## Challenge
Each record must be reproduced exactly as it is shown.

## Available records
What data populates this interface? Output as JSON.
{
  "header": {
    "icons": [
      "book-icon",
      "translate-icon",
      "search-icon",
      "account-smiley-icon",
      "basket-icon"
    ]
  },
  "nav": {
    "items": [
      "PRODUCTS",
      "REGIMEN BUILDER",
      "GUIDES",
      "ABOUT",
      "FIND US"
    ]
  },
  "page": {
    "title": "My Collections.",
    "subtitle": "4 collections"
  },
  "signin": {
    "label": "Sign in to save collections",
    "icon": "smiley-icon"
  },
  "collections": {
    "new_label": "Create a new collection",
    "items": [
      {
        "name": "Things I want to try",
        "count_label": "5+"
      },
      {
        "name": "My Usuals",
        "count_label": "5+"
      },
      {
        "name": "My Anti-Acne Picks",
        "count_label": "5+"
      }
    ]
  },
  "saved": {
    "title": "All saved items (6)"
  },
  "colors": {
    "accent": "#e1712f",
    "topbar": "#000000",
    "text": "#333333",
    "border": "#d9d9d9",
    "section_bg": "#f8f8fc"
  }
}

## Completed task
What data populates this interface? Output as JSON.
{
  "header": {
    "icons": [
      "book-icon",
      "translate-icon",
      "search-icon",
      "account-smiley-icon",
      "basket-icon"
    ]
  },
  "nav": {
    "items": [
      "PRODUCTS",
      "REGIMEN BUILDER",
      "GUIDES",
      "ABOUT",
      "FIND US"
    ]
  },
  "page": {
    "title": "My Collections.",
    "subtitle": "4 collections"
  },
  "signin": {
    "label": "Sign in to save collections",
    "icon": "smiley-icon"
  },
  "collections": {
    "new_label": "Create a new collection",
    "items": [
      {
        "name": "Things I want to try",
        "count_label": "5+"
      },
      {
        "name": "My Usuals",
        "count_label": "5+"
      },
      {
        "name": "My Anti-Acne Picks",
        "count_label": "5+"
      }
    ]
  },
  "saved": {
    "title": "All saved items (6)"
  },
  "colors": {
    "accent": "#e1712f",
    "topbar": "#000000",
    "text": "#333333",
    "border": "#d9d9d9",
    "section_bg": "#f8f8fc"
  }
}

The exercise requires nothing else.